▶ [Written task] From the entries that follow, list every line in which the string "name" appears.

▶ [Collected data]

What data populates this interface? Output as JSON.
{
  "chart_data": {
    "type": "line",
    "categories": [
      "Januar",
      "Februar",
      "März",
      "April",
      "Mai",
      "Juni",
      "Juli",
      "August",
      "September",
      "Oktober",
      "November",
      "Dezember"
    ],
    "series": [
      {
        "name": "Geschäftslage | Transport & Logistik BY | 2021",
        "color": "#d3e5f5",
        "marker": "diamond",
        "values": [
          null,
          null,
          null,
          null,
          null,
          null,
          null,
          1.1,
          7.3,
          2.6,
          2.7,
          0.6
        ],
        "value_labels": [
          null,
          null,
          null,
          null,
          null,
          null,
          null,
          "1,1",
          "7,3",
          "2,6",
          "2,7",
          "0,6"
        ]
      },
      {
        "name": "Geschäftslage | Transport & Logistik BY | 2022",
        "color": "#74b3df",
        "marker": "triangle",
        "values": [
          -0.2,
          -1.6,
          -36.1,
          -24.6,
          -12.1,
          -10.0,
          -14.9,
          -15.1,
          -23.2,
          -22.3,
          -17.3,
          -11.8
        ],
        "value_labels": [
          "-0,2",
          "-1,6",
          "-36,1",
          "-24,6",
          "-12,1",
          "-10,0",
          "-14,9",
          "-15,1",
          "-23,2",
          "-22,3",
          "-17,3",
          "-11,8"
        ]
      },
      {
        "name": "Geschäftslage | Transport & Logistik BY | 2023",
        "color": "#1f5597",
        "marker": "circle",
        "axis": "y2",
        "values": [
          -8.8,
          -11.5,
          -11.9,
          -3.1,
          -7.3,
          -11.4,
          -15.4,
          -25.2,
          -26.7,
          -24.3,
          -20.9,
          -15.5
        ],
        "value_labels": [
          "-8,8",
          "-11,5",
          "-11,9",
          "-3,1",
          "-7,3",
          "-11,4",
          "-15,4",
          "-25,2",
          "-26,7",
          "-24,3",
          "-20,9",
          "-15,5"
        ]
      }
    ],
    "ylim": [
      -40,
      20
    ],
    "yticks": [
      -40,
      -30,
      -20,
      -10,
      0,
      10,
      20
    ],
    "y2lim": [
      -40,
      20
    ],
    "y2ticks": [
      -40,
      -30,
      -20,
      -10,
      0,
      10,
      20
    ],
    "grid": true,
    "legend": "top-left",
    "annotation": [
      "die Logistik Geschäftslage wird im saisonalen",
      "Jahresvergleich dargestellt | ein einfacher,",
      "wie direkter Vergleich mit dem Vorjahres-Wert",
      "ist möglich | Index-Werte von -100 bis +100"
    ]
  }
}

▶ [Result of the task]
        "name": "Geschäftslage | Transport & Logistik BY | 2021",
        "name": "Geschäftslage | Transport & Logistik BY | 2022",
        "name": "Geschäftslage | Transport & Logistik BY | 2023",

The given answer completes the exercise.